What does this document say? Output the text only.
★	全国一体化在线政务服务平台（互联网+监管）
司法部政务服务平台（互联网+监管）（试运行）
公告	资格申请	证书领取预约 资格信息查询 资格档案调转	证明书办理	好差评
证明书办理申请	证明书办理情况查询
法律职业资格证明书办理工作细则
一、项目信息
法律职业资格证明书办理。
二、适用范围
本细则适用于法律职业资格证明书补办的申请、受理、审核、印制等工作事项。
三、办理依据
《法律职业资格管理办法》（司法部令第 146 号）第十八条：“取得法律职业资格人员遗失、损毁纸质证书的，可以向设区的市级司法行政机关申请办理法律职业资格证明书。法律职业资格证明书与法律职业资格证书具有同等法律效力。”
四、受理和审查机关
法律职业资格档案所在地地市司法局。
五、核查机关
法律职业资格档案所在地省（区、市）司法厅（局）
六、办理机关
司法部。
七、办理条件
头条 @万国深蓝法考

### Task to carry out
Write down all the entries again without a single difference.

### Response to this exercise
What does this document say? Output the text only.
★	全国一体化在线政务服务平台（互联网+监管）
司法部政务服务平台（互联网+监管）（试运行）
公告	资格申请	证书领取预约 资格信息查询 资格档案调转	证明书办理	好差评
证明书办理申请	证明书办理情况查询
法律职业资格证明书办理工作细则
一、项目信息
法律职业资格证明书办理。
二、适用范围
本细则适用于法律职业资格证明书补办的申请、受理、审核、印制等工作事项。
三、办理依据
《法律职业资格管理办法》（司法部令第 146 号）第十八条：“取得法律职业资格人员遗失、损毁纸质证书的，可以向设区的市级司法行政机关申请办理法律职业资格证明书。法律职业资格证明书与法律职业资格证书具有同等法律效力。”
四、受理和审查机关
法律职业资格档案所在地地市司法局。
五、核查机关
法律职业资格档案所在地省（区、市）司法厅（局）
六、办理机关
司法部。
七、办理条件
头条 @万国深蓝法考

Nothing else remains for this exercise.